**What you have to do**
Write out every line below that includes the word "this".

**Material shown**

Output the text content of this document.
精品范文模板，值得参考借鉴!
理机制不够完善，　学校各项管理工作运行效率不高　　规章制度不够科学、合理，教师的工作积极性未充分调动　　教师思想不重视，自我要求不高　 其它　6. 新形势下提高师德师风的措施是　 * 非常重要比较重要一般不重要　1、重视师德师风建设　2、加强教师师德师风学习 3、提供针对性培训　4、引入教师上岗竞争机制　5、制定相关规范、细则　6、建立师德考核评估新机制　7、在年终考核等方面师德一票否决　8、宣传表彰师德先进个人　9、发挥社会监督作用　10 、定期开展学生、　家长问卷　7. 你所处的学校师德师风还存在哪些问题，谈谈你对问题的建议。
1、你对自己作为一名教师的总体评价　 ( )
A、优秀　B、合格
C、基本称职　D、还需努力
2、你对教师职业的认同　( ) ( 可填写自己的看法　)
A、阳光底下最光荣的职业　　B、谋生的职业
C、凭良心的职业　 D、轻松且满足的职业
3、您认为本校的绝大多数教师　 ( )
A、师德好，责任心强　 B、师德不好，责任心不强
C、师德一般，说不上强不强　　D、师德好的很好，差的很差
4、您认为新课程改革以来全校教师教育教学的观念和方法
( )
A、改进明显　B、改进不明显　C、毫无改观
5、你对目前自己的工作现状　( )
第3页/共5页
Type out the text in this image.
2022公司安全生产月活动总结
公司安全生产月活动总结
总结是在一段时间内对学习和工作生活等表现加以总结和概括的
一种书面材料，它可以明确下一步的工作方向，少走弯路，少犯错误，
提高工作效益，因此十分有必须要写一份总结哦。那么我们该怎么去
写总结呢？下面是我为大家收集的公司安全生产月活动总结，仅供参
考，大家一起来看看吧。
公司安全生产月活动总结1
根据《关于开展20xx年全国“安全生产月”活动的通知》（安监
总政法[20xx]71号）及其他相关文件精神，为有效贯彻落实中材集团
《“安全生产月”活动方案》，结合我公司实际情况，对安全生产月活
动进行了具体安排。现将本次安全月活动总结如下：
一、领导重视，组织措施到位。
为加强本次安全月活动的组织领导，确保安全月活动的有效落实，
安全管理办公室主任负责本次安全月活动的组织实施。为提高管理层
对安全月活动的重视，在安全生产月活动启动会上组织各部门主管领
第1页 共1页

**Written response**
Output the text content of this document.
Type out the text in this image.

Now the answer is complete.